### GOAL
The entries below should be given again exactly, minus their pictures.

### DATA PROVIDED
----------------

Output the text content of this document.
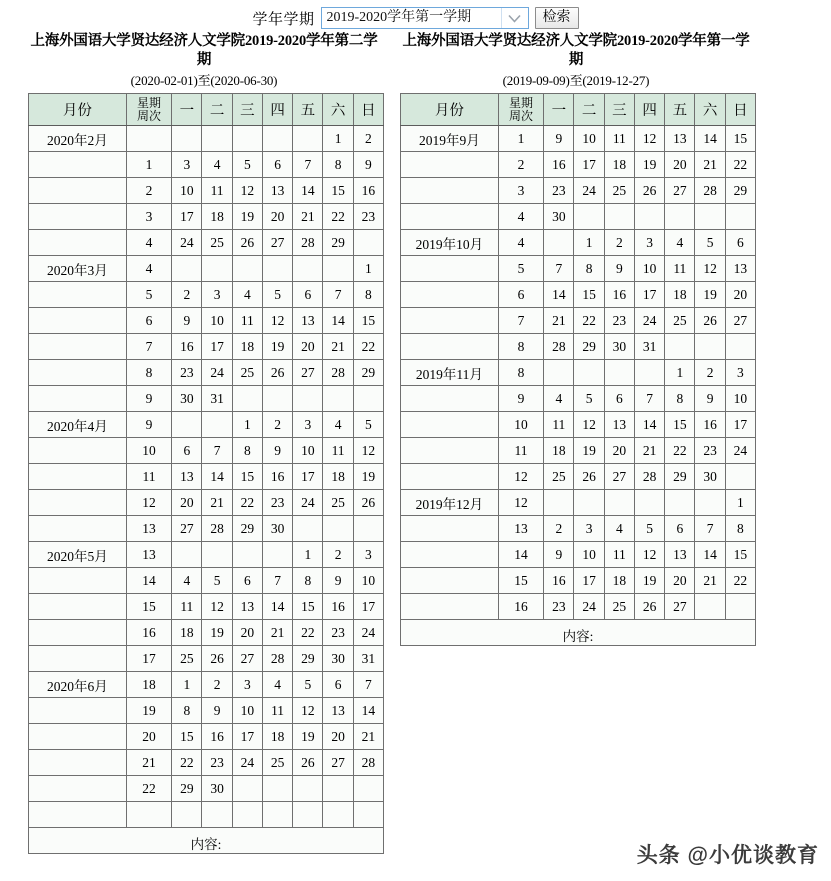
学年学期 2019-2020学年第一学期	检索
上海外国语大学贤达经济人文学院2019-2020学年第二学期
(2020-02-01)至(2020-06-30)
月份	星期
周次	一	二	三	四	五	六	日
2020年2月							1	2
	1	3	4	5	6	7	8	9
	2	10	11	12	13	14	15	16
	3	17	18	19	20	21	22	23
	4	24	25	26	27	28	29	
2020年3月	4							1
	5	2	3	4	5	6	7	8
	6	9	10	11	12	13	14	15
	7	16	17	18	19	20	21	22
	8	23	24	25	26	27	28	29
	9	30	31					
2020年4月	9			1	2	3	4	5
	10	6	7	8	9	10	11	12
	11	13	14	15	16	17	18	19
	12	20	21	22	23	24	25	26
	13	27	28	29	30			
2020年5月	13					1	2	3
	14	4	5	6	7	8	9	10
	15	11	12	13	14	15	16	17
	16	18	19	20	21	22	23	24
	17	25	26	27	28	29	30	31
2020年6月	18	1	2	3	4	5	6	7
	19	8	9	10	11	12	13	14
	20	15	16	17	18	19	20	21
	21	22	23	24	25	26	27	28
	22	29	30					

内容:								
上海外国语大学贤达经济人文学院2019-2020学年第一学期
(2019-09-09)至(2019-12-27)
月份	星期
周次	一	二	三	四	五	六	日
2019年9月	1	9	10	11	12	13	14	15
	2	16	17	18	19	20	21	22
	3	23	24	25	26	27	28	29
	4	30						
2019年10月	4		1	2	3	4	5	6
	5	7	8	9	10	11	12	13
	6	14	15	16	17	18	19	20
	7	21	22	23	24	25	26	27
	8	28	29	30	31			
2019年11月	8					1	2	3
	9	4	5	6	7	8	9	10
	10	11	12	13	14	15	16	17
	11	18	19	20	21	22	23	24
	12	25	26	27	28	29	30	
2019年12月	12							1
	13	2	3	4	5	6	7	8
	14	9	10	11	12	13	14	15
	15	16	17	18	19	20	21	22
	16	23	24	25	26	27		
内容:								
头条 @小优谈教育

----------------

### OUTPUT OF THE TASK
Output the text content of this document.
学年学期 2019-2020学年第一学期	检索
上海外国语大学贤达经济人文学院2019-2020学年第二学期
(2020-02-01)至(2020-06-30)
月份	星期
周次	一	二	三	四	五	六	日
2020年2月							1	2
	1	3	4	5	6	7	8	9
	2	10	11	12	13	14	15	16
	3	17	18	19	20	21	22	23
	4	24	25	26	27	28	29	
2020年3月	4							1
	5	2	3	4	5	6	7	8
	6	9	10	11	12	13	14	15
	7	16	17	18	19	20	21	22
	8	23	24	25	26	27	28	29
	9	30	31					
2020年4月	9			1	2	3	4	5
	10	6	7	8	9	10	11	12
	11	13	14	15	16	17	18	19
	12	20	21	22	23	24	25	26
	13	27	28	29	30			
2020年5月	13					1	2	3
	14	4	5	6	7	8	9	10
	15	11	12	13	14	15	16	17
	16	18	19	20	21	22	23	24
	17	25	26	27	28	29	30	31
2020年6月	18	1	2	3	4	5	6	7
	19	8	9	10	11	12	13	14
	20	15	16	17	18	19	20	21
	21	22	23	24	25	26	27	28
	22	29	30					

内容:								
上海外国语大学贤达经济人文学院2019-2020学年第一学期
(2019-09-09)至(2019-12-27)
月份	星期
周次	一	二	三	四	五	六	日
2019年9月	1	9	10	11	12	13	14	15
	2	16	17	18	19	20	21	22
	3	23	24	25	26	27	28	29
	4	30						
2019年10月	4		1	2	3	4	5	6
	5	7	8	9	10	11	12	13
	6	14	15	16	17	18	19	20
	7	21	22	23	24	25	26	27
	8	28	29	30	31			
2019年11月	8					1	2	3
	9	4	5	6	7	8	9	10
	10	11	12	13	14	15	16	17
	11	18	19	20	21	22	23	24
	12	25	26	27	28	29	30	
2019年12月	12							1
	13	2	3	4	5	6	7	8
	14	9	10	11	12	13	14	15
	15	16	17	18	19	20	21	22
	16	23	24	25	26	27		
内容:								
头条 @小优谈教育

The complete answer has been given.